* GIVEN REQUEST
Without including any images, reproduce each entry exactly.

* DATA ENTRIES
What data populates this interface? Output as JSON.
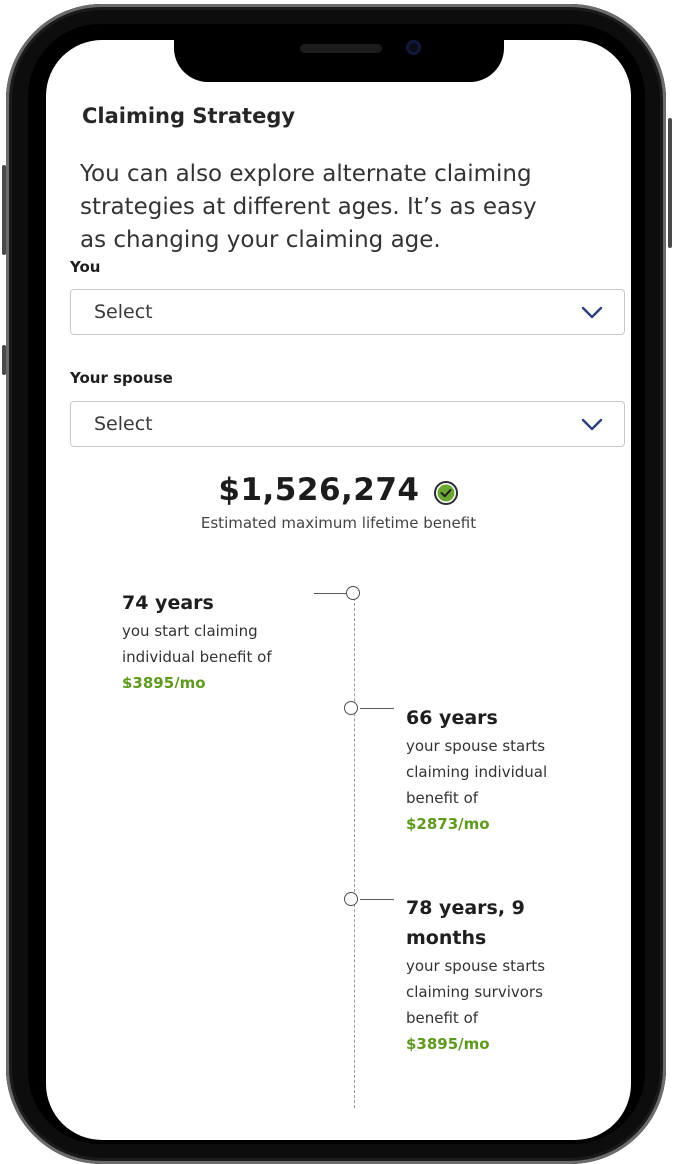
{
  "header": {
    "title": "Claiming Strategy"
  },
  "intro": {
    "text": "You can also explore alternate claiming strategies at different ages. It’s as easy as changing your claiming age."
  },
  "you_select": {
    "label": "You",
    "value": "Select",
    "icon": "chevron-down-icon"
  },
  "spouse_select": {
    "label": "Your spouse",
    "value": "Select",
    "icon": "chevron-down-icon"
  },
  "summary": {
    "amount": "$1,526,274",
    "caption": "Estimated maximum lifetime benefit",
    "icon": "check-circle-icon",
    "icon_color": "#6aa832"
  },
  "timeline": [
    {
      "title": "74 years",
      "lines": [
        "you start claiming",
        "individual benefit of"
      ],
      "amount": "$3895/mo"
    },
    {
      "title": "66 years",
      "lines": [
        "your spouse starts",
        "claiming individual",
        "benefit of"
      ],
      "amount": "$2873/mo"
    },
    {
      "title_lines": [
        "78 years, 9",
        "months"
      ],
      "lines": [
        "your spouse starts",
        "claiming survivors",
        "benefit of"
      ],
      "amount": "$3895/mo"
    }
  ],
  "colors": {
    "accent_green": "#5d9a1d",
    "chevron_blue": "#2d3f7c"
  }
}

* PROBLEM SOLUTION
What data populates this interface? Output as JSON.
{
  "header": {
    "title": "Claiming Strategy"
  },
  "intro": {
    "text": "You can also explore alternate claiming strategies at different ages. It’s as easy as changing your claiming age."
  },
  "you_select": {
    "label": "You",
    "value": "Select",
    "icon": "chevron-down-icon"
  },
  "spouse_select": {
    "label": "Your spouse",
    "value": "Select",
    "icon": "chevron-down-icon"
  },
  "summary": {
    "amount": "$1,526,274",
    "caption": "Estimated maximum lifetime benefit",
    "icon": "check-circle-icon",
    "icon_color": "#6aa832"
  },
  "timeline": [
    {
      "title": "74 years",
      "lines": [
        "you start claiming",
        "individual benefit of"
      ],
      "amount": "$3895/mo"
    },
    {
      "title": "66 years",
      "lines": [
        "your spouse starts",
        "claiming individual",
        "benefit of"
      ],
      "amount": "$2873/mo"
    },
    {
      "title_lines": [
        "78 years, 9",
        "months"
      ],
      "lines": [
        "your spouse starts",
        "claiming survivors",
        "benefit of"
      ],
      "amount": "$3895/mo"
    }
  ],
  "colors": {
    "accent_green": "#5d9a1d",
    "chevron_blue": "#2d3f7c"
  }
}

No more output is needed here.